> EXERCISE DIRECTIONS
Output every record word for word.

══ RAW RECORDS ══

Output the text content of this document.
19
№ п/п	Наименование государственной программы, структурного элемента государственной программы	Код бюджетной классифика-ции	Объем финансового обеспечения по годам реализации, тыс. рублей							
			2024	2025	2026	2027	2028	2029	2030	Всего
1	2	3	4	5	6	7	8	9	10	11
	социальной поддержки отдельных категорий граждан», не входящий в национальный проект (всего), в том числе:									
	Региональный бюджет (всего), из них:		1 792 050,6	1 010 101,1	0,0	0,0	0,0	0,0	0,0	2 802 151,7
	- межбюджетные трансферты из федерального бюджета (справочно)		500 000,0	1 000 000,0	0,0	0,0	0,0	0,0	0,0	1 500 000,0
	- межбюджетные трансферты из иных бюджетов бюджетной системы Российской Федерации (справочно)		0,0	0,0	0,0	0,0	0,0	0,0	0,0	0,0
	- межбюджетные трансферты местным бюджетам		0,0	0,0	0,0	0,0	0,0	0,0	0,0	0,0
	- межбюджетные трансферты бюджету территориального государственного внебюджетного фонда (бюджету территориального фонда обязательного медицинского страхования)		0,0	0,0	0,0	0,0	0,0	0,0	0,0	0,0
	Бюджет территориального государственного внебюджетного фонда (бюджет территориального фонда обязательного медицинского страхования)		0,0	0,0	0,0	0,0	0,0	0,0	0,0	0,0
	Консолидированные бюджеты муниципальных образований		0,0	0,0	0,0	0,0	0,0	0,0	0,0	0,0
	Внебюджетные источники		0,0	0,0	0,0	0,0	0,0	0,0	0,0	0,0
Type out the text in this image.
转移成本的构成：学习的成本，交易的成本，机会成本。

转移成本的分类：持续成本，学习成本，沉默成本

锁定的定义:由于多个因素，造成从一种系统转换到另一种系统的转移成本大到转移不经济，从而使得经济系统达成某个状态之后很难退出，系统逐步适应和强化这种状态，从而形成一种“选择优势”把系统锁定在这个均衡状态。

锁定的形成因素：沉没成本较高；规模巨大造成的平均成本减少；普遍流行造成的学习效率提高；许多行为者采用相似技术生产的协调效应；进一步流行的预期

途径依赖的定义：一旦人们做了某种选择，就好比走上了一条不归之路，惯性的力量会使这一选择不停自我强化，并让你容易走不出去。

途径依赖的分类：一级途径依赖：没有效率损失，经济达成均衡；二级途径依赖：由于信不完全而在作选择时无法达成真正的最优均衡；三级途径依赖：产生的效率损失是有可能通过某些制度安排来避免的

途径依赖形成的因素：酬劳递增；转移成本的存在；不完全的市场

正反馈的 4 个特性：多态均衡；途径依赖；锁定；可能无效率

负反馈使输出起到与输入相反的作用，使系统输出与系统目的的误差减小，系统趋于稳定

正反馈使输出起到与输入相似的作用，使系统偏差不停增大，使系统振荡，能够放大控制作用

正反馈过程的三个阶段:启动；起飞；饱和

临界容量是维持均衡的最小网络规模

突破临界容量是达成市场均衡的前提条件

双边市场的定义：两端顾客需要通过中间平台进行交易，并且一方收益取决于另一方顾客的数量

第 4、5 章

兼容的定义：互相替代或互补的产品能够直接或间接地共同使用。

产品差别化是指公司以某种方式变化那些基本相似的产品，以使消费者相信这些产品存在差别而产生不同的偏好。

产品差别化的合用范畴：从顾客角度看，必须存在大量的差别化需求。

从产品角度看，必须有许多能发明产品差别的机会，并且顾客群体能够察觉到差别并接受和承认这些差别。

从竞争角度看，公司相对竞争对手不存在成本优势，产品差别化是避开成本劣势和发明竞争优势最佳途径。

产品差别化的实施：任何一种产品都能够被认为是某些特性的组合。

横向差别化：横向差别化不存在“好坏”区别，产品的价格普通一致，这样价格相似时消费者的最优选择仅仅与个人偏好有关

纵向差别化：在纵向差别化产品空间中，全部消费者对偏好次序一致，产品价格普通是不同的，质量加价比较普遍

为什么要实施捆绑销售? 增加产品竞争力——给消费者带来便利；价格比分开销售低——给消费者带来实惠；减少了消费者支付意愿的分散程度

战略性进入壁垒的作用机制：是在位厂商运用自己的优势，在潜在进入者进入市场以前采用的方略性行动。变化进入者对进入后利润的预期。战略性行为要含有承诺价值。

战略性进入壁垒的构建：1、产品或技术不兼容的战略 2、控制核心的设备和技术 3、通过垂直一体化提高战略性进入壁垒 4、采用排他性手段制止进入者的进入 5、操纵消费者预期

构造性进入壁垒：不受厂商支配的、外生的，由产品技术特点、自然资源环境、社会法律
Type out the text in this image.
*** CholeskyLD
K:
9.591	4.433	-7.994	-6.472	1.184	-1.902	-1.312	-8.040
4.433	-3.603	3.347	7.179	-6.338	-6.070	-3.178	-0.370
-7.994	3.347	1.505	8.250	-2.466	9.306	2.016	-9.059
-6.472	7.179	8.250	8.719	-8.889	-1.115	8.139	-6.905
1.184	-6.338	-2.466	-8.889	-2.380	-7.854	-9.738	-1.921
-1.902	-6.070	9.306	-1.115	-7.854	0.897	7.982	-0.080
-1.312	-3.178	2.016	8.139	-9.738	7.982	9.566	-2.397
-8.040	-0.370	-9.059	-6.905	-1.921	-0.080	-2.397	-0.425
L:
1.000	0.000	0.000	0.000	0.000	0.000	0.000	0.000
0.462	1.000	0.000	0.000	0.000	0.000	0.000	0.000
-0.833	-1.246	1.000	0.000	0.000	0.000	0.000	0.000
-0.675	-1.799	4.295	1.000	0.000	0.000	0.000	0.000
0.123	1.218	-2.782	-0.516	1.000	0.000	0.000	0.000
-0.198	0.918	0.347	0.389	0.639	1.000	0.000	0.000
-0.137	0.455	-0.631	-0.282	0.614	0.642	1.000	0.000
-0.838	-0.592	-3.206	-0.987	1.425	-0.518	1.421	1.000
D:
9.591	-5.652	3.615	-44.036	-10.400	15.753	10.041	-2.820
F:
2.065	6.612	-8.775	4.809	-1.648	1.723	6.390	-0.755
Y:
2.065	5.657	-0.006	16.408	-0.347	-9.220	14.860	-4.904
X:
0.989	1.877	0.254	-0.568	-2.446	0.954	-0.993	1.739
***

═══

> SOLUTION
Output the text content of this document.
19
№ п/п	Наименование государственной программы, структурного элемента государственной программы	Код бюджетной классифика-ции	Объем финансового обеспечения по годам реализации, тыс. рублей							
			2024	2025	2026	2027	2028	2029	2030	Всего
1	2	3	4	5	6	7	8	9	10	11
	социальной поддержки отдельных категорий граждан», не входящий в национальный проект (всего), в том числе:									
	Региональный бюджет (всего), из них:		1 792 050,6	1 010 101,1	0,0	0,0	0,0	0,0	0,0	2 802 151,7
	- межбюджетные трансферты из федерального бюджета (справочно)		500 000,0	1 000 000,0	0,0	0,0	0,0	0,0	0,0	1 500 000,0
	- межбюджетные трансферты из иных бюджетов бюджетной системы Российской Федерации (справочно)		0,0	0,0	0,0	0,0	0,0	0,0	0,0	0,0
	- межбюджетные трансферты местным бюджетам		0,0	0,0	0,0	0,0	0,0	0,0	0,0	0,0
	- межбюджетные трансферты бюджету территориального государственного внебюджетного фонда (бюджету территориального фонда обязательного медицинского страхования)		0,0	0,0	0,0	0,0	0,0	0,0	0,0	0,0
	Бюджет территориального государственного внебюджетного фонда (бюджет территориального фонда обязательного медицинского страхования)		0,0	0,0	0,0	0,0	0,0	0,0	0,0	0,0
	Консолидированные бюджеты муниципальных образований		0,0	0,0	0,0	0,0	0,0	0,0	0,0	0,0
	Внебюджетные источники		0,0	0,0	0,0	0,0	0,0	0,0	0,0	0,0
Type out the text in this image.
转移成本的构成：学习的成本，交易的成本，机会成本。

转移成本的分类：持续成本，学习成本，沉默成本

锁定的定义:由于多个因素，造成从一种系统转换到另一种系统的转移成本大到转移不经济，从而使得经济系统达成某个状态之后很难退出，系统逐步适应和强化这种状态，从而形成一种“选择优势”把系统锁定在这个均衡状态。

锁定的形成因素：沉没成本较高；规模巨大造成的平均成本减少；普遍流行造成的学习效率提高；许多行为者采用相似技术生产的协调效应；进一步流行的预期

途径依赖的定义：一旦人们做了某种选择，就好比走上了一条不归之路，惯性的力量会使这一选择不停自我强化，并让你容易走不出去。

途径依赖的分类：一级途径依赖：没有效率损失，经济达成均衡；二级途径依赖：由于信不完全而在作选择时无法达成真正的最优均衡；三级途径依赖：产生的效率损失是有可能通过某些制度安排来避免的

途径依赖形成的因素：酬劳递增；转移成本的存在；不完全的市场

正反馈的 4 个特性：多态均衡；途径依赖；锁定；可能无效率

负反馈使输出起到与输入相反的作用，使系统输出与系统目的的误差减小，系统趋于稳定

正反馈使输出起到与输入相似的作用，使系统偏差不停增大，使系统振荡，能够放大控制作用

正反馈过程的三个阶段:启动；起飞；饱和

临界容量是维持均衡的最小网络规模

突破临界容量是达成市场均衡的前提条件

双边市场的定义：两端顾客需要通过中间平台进行交易，并且一方收益取决于另一方顾客的数量

第 4、5 章

兼容的定义：互相替代或互补的产品能够直接或间接地共同使用。

产品差别化是指公司以某种方式变化那些基本相似的产品，以使消费者相信这些产品存在差别而产生不同的偏好。

产品差别化的合用范畴：从顾客角度看，必须存在大量的差别化需求。

从产品角度看，必须有许多能发明产品差别的机会，并且顾客群体能够察觉到差别并接受和承认这些差别。

从竞争角度看，公司相对竞争对手不存在成本优势，产品差别化是避开成本劣势和发明竞争优势最佳途径。

产品差别化的实施：任何一种产品都能够被认为是某些特性的组合。

横向差别化：横向差别化不存在“好坏”区别，产品的价格普通一致，这样价格相似时消费者的最优选择仅仅与个人偏好有关

纵向差别化：在纵向差别化产品空间中，全部消费者对偏好次序一致，产品价格普通是不同的，质量加价比较普遍

为什么要实施捆绑销售? 增加产品竞争力——给消费者带来便利；价格比分开销售低——给消费者带来实惠；减少了消费者支付意愿的分散程度

战略性进入壁垒的作用机制：是在位厂商运用自己的优势，在潜在进入者进入市场以前采用的方略性行动。变化进入者对进入后利润的预期。战略性行为要含有承诺价值。

战略性进入壁垒的构建：1、产品或技术不兼容的战略 2、控制核心的设备和技术 3、通过垂直一体化提高战略性进入壁垒 4、采用排他性手段制止进入者的进入 5、操纵消费者预期

构造性进入壁垒：不受厂商支配的、外生的，由产品技术特点、自然资源环境、社会法律
Type out the text in this image.
*** CholeskyLD
K:
9.591	4.433	-7.994	-6.472	1.184	-1.902	-1.312	-8.040
4.433	-3.603	3.347	7.179	-6.338	-6.070	-3.178	-0.370
-7.994	3.347	1.505	8.250	-2.466	9.306	2.016	-9.059
-6.472	7.179	8.250	8.719	-8.889	-1.115	8.139	-6.905
1.184	-6.338	-2.466	-8.889	-2.380	-7.854	-9.738	-1.921
-1.902	-6.070	9.306	-1.115	-7.854	0.897	7.982	-0.080
-1.312	-3.178	2.016	8.139	-9.738	7.982	9.566	-2.397
-8.040	-0.370	-9.059	-6.905	-1.921	-0.080	-2.397	-0.425
L:
1.000	0.000	0.000	0.000	0.000	0.000	0.000	0.000
0.462	1.000	0.000	0.000	0.000	0.000	0.000	0.000
-0.833	-1.246	1.000	0.000	0.000	0.000	0.000	0.000
-0.675	-1.799	4.295	1.000	0.000	0.000	0.000	0.000
0.123	1.218	-2.782	-0.516	1.000	0.000	0.000	0.000
-0.198	0.918	0.347	0.389	0.639	1.000	0.000	0.000
-0.137	0.455	-0.631	-0.282	0.614	0.642	1.000	0.000
-0.838	-0.592	-3.206	-0.987	1.425	-0.518	1.421	1.000
D:
9.591	-5.652	3.615	-44.036	-10.400	15.753	10.041	-2.820
F:
2.065	6.612	-8.775	4.809	-1.648	1.723	6.390	-0.755
Y:
2.065	5.657	-0.006	16.408	-0.347	-9.220	14.860	-4.904
X:
0.989	1.877	0.254	-0.568	-2.446	0.954	-0.993	1.739
***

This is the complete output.